RECORDS FOR THIS TASK:

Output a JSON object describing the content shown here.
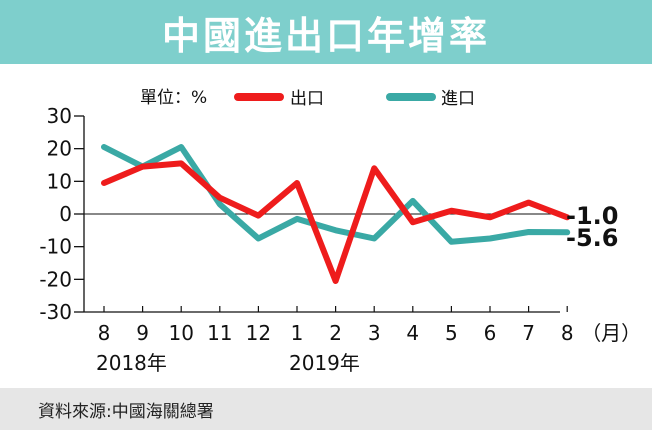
{
  "title": "中國進出口年增率",
  "source": "資料來源:中國海關總署",
  "chart_data": {
    "type": "line",
    "unit_label": "單位：%",
    "x": [
      "8",
      "9",
      "10",
      "11",
      "12",
      "1",
      "2",
      "3",
      "4",
      "5",
      "6",
      "7",
      "8"
    ],
    "x_suffix": "（月）",
    "year_labels": [
      {
        "text": "2018年",
        "index": 0
      },
      {
        "text": "2019年",
        "index": 5
      }
    ],
    "ylim": [
      -30,
      30
    ],
    "yticks": [
      30,
      20,
      10,
      0,
      -10,
      -20,
      -30
    ],
    "zero_line": true,
    "legend_position": "top",
    "series": [
      {
        "name": "出口",
        "color": "#ee1c1c",
        "values": [
          9.5,
          14.5,
          15.5,
          5.0,
          -0.5,
          9.5,
          -20.5,
          14.0,
          -2.5,
          1.0,
          -1.0,
          3.5,
          -1.0
        ],
        "end_label": "-1.0"
      },
      {
        "name": "進口",
        "color": "#3aa9a5",
        "values": [
          20.5,
          14.5,
          20.5,
          3.0,
          -7.5,
          -1.5,
          -5.0,
          -7.5,
          4.0,
          -8.5,
          -7.5,
          -5.5,
          -5.6
        ],
        "end_label": "-5.6"
      }
    ]
  }
}
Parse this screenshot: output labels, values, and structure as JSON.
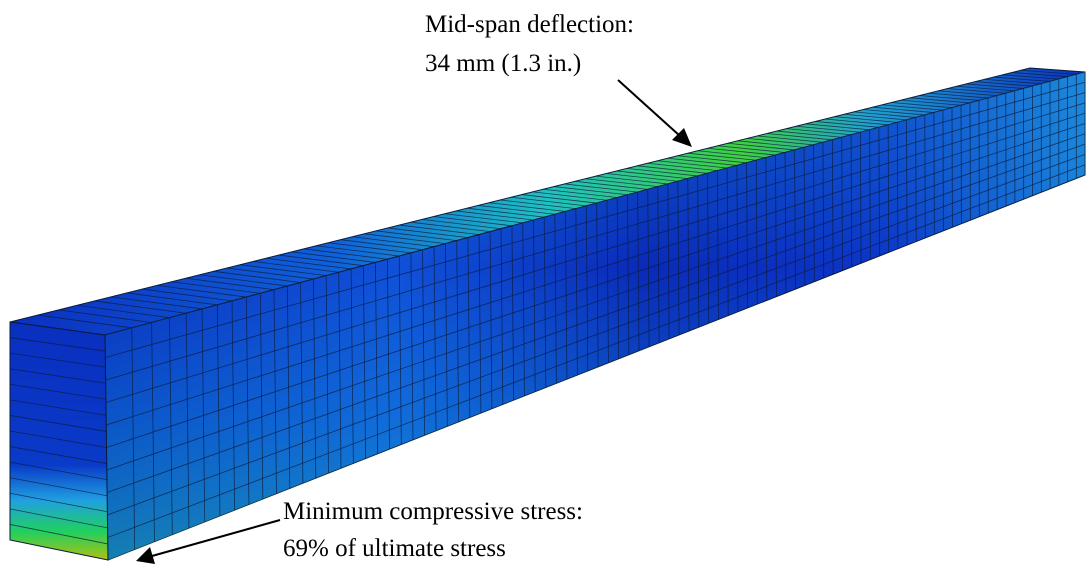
{
  "annotations": [
    {
      "lines": [
        "Mid-span deflection:",
        "34 mm (1.3 in.)"
      ]
    },
    {
      "lines": [
        "Minimum compressive stress:",
        "69% of ultimate stress"
      ]
    }
  ]
}
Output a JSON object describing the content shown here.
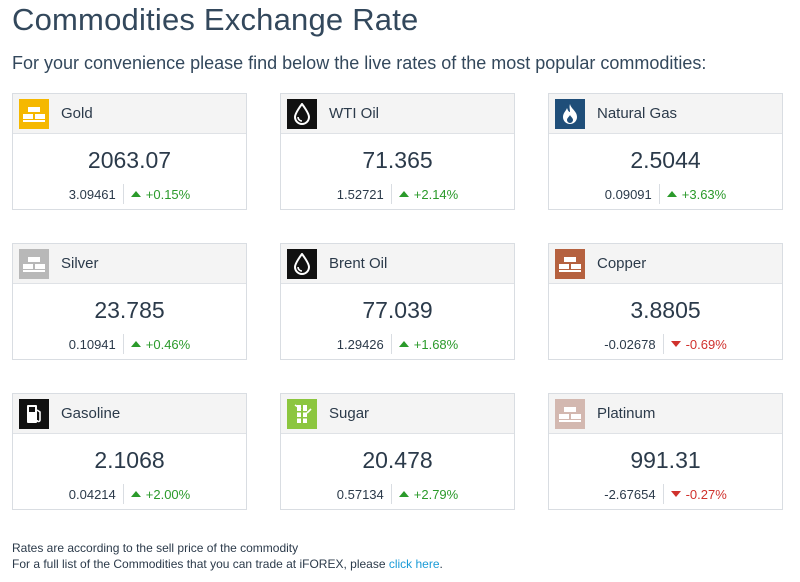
{
  "header": {
    "title": "Commodities Exchange Rate",
    "subtitle": "For your convenience please find below the live rates of the most popular commodities:"
  },
  "commodities": [
    {
      "name": "Gold",
      "price": "2063.07",
      "change": "3.09461",
      "pct": "+0.15%",
      "direction": "up",
      "icon": "gold-bars-icon",
      "icon_bg": "#f5b800"
    },
    {
      "name": "WTI Oil",
      "price": "71.365",
      "change": "1.52721",
      "pct": "+2.14%",
      "direction": "up",
      "icon": "oil-drop-icon",
      "icon_bg": "#111111"
    },
    {
      "name": "Natural Gas",
      "price": "2.5044",
      "change": "0.09091",
      "pct": "+3.63%",
      "direction": "up",
      "icon": "flame-icon",
      "icon_bg": "#1f4e79"
    },
    {
      "name": "Silver",
      "price": "23.785",
      "change": "0.10941",
      "pct": "+0.46%",
      "direction": "up",
      "icon": "silver-bars-icon",
      "icon_bg": "#b8b8b8"
    },
    {
      "name": "Brent Oil",
      "price": "77.039",
      "change": "1.29426",
      "pct": "+1.68%",
      "direction": "up",
      "icon": "oil-drop-icon",
      "icon_bg": "#111111"
    },
    {
      "name": "Copper",
      "price": "3.8805",
      "change": "-0.02678",
      "pct": "-0.69%",
      "direction": "down",
      "icon": "copper-bars-icon",
      "icon_bg": "#b5613f"
    },
    {
      "name": "Gasoline",
      "price": "2.1068",
      "change": "0.04214",
      "pct": "+2.00%",
      "direction": "up",
      "icon": "fuel-pump-icon",
      "icon_bg": "#111111"
    },
    {
      "name": "Sugar",
      "price": "20.478",
      "change": "0.57134",
      "pct": "+2.79%",
      "direction": "up",
      "icon": "sugar-cane-icon",
      "icon_bg": "#8cc63f"
    },
    {
      "name": "Platinum",
      "price": "991.31",
      "change": "-2.67654",
      "pct": "-0.27%",
      "direction": "down",
      "icon": "platinum-bars-icon",
      "icon_bg": "#d3b8b0"
    }
  ],
  "footer": {
    "line1": "Rates are according to the sell price of the commodity",
    "line2_prefix": "For a full list of the Commodities that you can trade at iFOREX, please ",
    "link": "click here",
    "line2_suffix": "."
  },
  "colors": {
    "up": "#2b9a2b",
    "down": "#d0312d",
    "link": "#1a9bd7"
  }
}
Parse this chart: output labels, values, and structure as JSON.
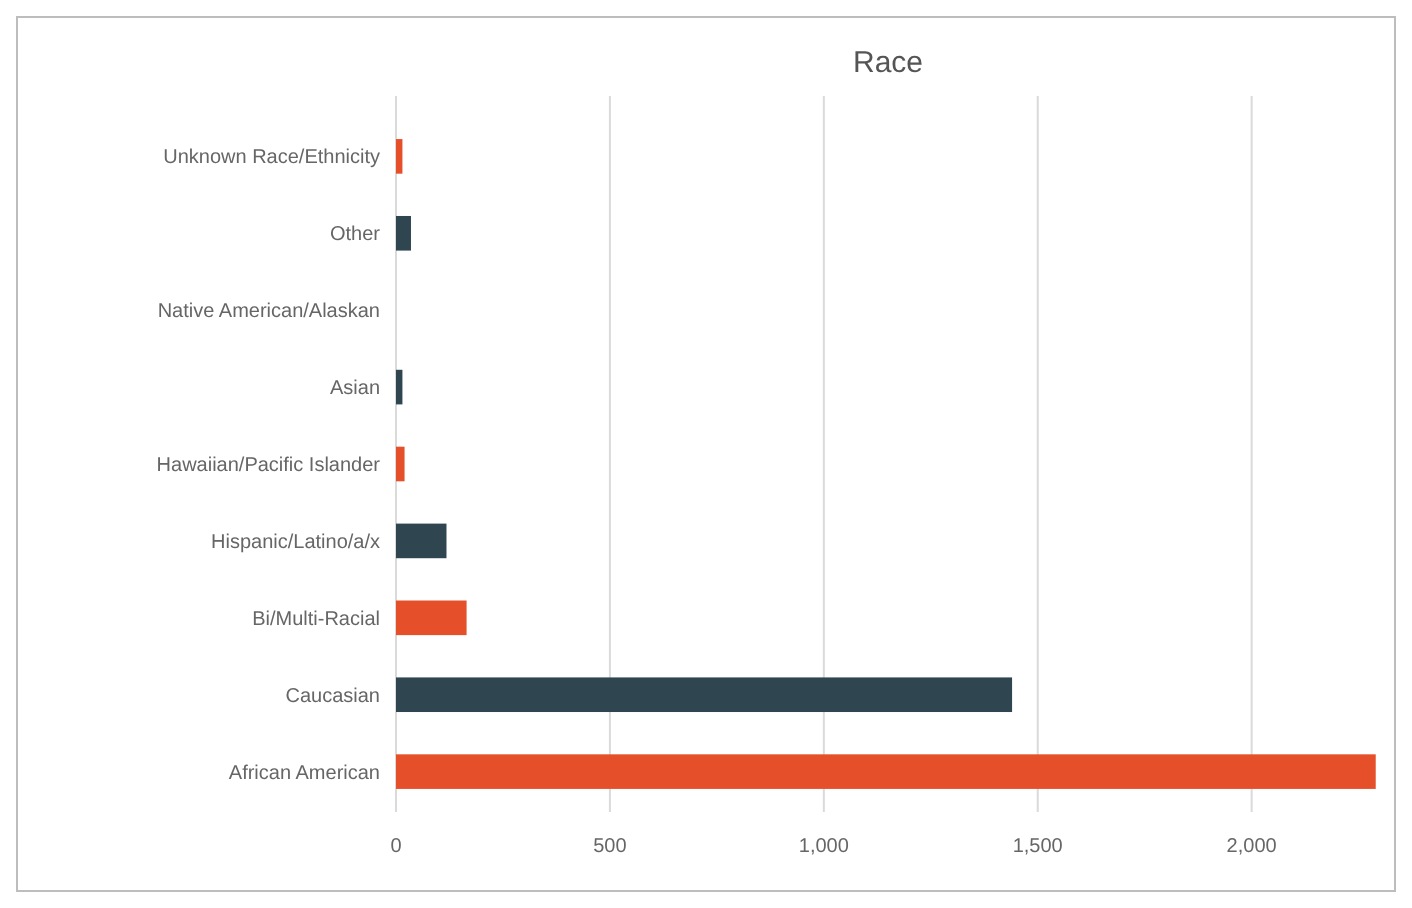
{
  "chart_data": {
    "type": "bar",
    "orientation": "horizontal",
    "title": "Race",
    "categories": [
      "Unknown Race/Ethnicity",
      "Other",
      "Native American/Alaskan",
      "Asian",
      "Hawaiian/Pacific Islander",
      "Hispanic/Latino/a/x",
      "Bi/Multi-Racial",
      "Caucasian",
      "African American"
    ],
    "values": [
      15,
      35,
      0,
      15,
      20,
      118,
      165,
      1440,
      2290
    ],
    "colors": [
      "#e5502a",
      "#2f4550",
      "#e5502a",
      "#2f4550",
      "#e5502a",
      "#2f4550",
      "#e5502a",
      "#2f4550",
      "#e5502a"
    ],
    "xlim": [
      0,
      2300
    ],
    "xticks": [
      0,
      500,
      {
        "value": 1000,
        "label": "1,000"
      },
      {
        "value": 1500,
        "label": "1,500"
      },
      {
        "value": 2000,
        "label": "2,000"
      }
    ],
    "grid": "x"
  }
}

WHAT IS REQUIRED: Where a line of the entries contains the word "stress", copy that line.

FULL ANSWER:
        "Minimum compressive stress:",
        "69% of ultimate stress"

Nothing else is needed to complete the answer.